start READING TEXT
[Date Prev][Date Next] [Thread Prev][Thread Next] [Date Index] [Thread Index]

Re: Let's remove mips, mipsel, s390, ...



Dirk Eddelbuettel <edd@debian.org> writes:

> Brian Nelson <pyro <at> debian.org> writes:
>> And for the more obscure architectures, virtually all of the testing
>> comes from the build of the package.  How many people out there are
>> actually using e.g. KDE on mips enough to actually find any portability
>> bugs?
>
> That is an important point, and nobody else really picked it up. Almost all 
> other contributors to this thread engaged in attempts to stifle the debate 
> and claim "that the parrot wasn't dead, but resting". 
>
> But to the best of my knowledge, Marco's (blog) post from a few months 
> ago which showed download from ftp.it.debian.org by architecture stands 
> undisputed:  essentially all users are on i386 clearly dominating all other 
> arches, with a fraction of users in maybe two, three, four other arches --- 
> and comparitively nobody in the other fringe arches we keep around for no 
> good reason. 

As long as the fringe architectures are not slowing down releases, and
the mirrors have the bandwidth and disk space for them, I don't have a
problem keeping them around.  I have yet to see anyone give a compelling
reason to keep them, but if they aren't hurting anyone, who cares?
end READING TEXT
EXERCISES -
1 – Reproduce the mailing list post on removing architectures from "As long as the" to "anyone, who cares?", word for word.
2 – In the mailing list post on removing architectures, which mirror site's downloads did Marco's blog post break down by architecture?
start GIVEN ENTRIES
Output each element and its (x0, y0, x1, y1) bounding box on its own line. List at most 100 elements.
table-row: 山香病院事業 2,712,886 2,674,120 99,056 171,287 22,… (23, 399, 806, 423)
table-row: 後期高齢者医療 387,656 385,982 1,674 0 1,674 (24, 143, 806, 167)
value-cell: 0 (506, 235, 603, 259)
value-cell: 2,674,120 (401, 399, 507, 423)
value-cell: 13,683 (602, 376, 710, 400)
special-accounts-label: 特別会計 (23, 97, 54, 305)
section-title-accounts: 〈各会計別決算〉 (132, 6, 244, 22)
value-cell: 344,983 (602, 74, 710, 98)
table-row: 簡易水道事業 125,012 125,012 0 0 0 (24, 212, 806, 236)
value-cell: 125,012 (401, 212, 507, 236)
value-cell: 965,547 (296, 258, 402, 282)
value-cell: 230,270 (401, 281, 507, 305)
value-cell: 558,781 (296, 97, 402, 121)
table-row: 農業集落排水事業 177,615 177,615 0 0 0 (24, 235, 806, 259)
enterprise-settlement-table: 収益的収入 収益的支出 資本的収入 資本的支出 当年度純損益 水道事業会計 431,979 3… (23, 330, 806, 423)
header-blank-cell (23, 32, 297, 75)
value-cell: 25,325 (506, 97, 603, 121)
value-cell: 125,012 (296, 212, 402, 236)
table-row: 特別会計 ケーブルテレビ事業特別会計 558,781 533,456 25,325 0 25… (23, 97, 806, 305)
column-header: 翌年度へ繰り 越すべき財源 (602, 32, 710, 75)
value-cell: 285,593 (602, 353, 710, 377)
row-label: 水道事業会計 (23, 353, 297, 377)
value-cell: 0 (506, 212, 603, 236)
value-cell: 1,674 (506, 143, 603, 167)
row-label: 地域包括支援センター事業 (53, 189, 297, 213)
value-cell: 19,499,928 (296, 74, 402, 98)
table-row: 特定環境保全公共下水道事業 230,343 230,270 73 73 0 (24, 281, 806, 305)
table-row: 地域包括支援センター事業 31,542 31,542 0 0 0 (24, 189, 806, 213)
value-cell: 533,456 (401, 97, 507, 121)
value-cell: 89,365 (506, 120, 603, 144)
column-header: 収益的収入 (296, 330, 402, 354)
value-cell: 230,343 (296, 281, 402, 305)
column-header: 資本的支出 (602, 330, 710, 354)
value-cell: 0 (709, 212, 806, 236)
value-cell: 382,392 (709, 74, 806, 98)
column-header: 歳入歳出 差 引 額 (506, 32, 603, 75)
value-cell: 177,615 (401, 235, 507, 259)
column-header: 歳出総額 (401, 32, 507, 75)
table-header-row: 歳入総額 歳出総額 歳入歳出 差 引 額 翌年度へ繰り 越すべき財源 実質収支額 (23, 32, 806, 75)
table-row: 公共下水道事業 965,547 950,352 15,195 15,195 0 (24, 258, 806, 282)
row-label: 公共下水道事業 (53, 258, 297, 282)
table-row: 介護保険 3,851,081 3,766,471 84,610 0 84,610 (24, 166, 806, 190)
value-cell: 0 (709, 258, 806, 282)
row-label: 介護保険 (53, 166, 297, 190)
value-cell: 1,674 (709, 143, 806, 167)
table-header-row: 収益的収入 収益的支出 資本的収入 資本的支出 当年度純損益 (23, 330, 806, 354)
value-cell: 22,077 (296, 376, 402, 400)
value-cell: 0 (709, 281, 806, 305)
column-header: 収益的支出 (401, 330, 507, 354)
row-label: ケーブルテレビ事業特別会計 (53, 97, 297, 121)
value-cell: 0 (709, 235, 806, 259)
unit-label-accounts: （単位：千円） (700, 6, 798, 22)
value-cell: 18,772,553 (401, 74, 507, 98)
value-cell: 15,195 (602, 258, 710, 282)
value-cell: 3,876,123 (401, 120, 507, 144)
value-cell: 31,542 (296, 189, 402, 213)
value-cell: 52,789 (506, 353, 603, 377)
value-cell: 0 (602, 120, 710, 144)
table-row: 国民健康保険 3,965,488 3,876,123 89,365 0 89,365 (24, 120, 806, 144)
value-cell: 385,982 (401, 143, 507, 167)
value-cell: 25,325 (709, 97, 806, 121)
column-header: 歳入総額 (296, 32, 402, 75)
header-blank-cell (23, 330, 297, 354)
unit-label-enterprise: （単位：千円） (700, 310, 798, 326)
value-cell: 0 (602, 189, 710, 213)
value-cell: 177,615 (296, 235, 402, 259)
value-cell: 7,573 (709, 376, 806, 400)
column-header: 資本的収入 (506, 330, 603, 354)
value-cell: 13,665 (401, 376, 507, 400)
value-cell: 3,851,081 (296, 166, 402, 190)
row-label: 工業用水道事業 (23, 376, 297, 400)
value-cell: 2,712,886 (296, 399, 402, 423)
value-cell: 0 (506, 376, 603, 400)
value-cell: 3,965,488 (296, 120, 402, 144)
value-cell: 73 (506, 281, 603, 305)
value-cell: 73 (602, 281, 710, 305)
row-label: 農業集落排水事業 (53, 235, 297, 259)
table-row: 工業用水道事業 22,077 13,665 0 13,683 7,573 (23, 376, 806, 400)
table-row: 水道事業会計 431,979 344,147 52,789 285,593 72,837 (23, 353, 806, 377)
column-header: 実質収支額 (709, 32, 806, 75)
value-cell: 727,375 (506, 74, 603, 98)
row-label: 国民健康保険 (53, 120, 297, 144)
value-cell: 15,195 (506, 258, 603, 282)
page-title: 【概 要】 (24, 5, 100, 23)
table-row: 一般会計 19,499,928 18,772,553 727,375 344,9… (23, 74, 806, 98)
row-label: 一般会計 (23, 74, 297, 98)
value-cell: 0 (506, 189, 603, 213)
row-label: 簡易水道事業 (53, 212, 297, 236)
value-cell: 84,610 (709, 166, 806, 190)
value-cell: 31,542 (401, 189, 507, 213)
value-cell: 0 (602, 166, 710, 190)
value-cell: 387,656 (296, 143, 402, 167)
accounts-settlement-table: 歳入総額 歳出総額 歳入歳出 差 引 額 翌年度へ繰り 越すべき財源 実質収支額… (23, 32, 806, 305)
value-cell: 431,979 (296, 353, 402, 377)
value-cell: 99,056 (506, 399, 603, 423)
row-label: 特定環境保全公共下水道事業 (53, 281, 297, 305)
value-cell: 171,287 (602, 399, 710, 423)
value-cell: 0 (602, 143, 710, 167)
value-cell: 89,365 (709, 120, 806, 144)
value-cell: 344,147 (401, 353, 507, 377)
end GIVEN ENTRIES
SOLUTIONS TO THE EXERCISE -
1 –
As long as the fringe architectures are not slowing down releases, and
the mirrors have the bandwidth and disk space for them, I don't have a
problem keeping them around.  I have yet to see anyone give a compelling
reason to keep them, but if they aren't hurting anyone, who cares?

2 – ftp.it.debian.org